▶ **BRIEF**: Filter these entries so that only lines with the word "text" remain.

=-=-=-=-=

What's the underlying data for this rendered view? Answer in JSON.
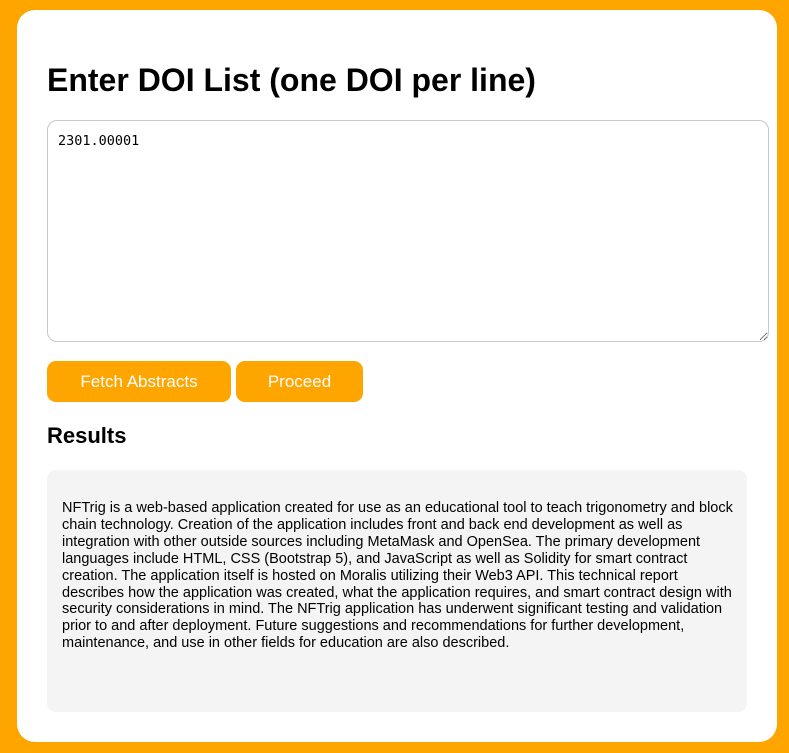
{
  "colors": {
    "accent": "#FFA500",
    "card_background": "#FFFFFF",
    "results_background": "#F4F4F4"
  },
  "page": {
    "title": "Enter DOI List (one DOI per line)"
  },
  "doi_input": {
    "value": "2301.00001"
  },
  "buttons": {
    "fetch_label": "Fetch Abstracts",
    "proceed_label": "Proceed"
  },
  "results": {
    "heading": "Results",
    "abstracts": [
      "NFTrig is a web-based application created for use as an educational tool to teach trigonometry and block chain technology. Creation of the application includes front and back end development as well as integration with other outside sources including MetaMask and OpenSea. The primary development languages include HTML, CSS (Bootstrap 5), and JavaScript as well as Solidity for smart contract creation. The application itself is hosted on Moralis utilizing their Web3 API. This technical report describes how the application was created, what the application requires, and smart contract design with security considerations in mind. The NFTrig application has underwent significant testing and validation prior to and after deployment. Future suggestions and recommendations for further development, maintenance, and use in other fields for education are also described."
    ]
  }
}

=-=-=-=-=

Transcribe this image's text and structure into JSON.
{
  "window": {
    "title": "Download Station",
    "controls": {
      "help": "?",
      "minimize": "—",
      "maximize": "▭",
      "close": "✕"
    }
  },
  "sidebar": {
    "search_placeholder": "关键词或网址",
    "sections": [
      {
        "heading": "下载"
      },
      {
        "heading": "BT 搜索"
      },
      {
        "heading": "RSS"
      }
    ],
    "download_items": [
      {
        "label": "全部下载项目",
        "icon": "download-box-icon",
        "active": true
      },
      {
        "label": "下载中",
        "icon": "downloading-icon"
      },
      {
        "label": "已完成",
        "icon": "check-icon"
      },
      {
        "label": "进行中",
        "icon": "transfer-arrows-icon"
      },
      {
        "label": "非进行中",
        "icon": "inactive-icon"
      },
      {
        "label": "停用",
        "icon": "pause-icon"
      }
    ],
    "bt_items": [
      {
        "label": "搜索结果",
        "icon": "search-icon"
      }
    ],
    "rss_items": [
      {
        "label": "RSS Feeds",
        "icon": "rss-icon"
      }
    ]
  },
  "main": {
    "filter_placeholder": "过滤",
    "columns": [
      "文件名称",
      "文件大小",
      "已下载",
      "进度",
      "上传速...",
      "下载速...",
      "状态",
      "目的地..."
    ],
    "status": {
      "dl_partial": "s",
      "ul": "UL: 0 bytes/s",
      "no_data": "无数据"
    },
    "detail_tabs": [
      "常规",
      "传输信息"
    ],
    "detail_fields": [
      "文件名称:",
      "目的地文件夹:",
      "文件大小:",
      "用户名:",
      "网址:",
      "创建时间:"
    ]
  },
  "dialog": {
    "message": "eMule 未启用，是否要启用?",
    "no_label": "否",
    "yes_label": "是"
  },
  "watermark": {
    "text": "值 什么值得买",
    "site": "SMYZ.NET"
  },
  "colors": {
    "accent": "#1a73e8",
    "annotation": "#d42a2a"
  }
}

=-=-=-=-=

▶ **RESPONSE BELOW**:
Transcribe this image's text and structure into JSON.
    "text": "值 什么值得买",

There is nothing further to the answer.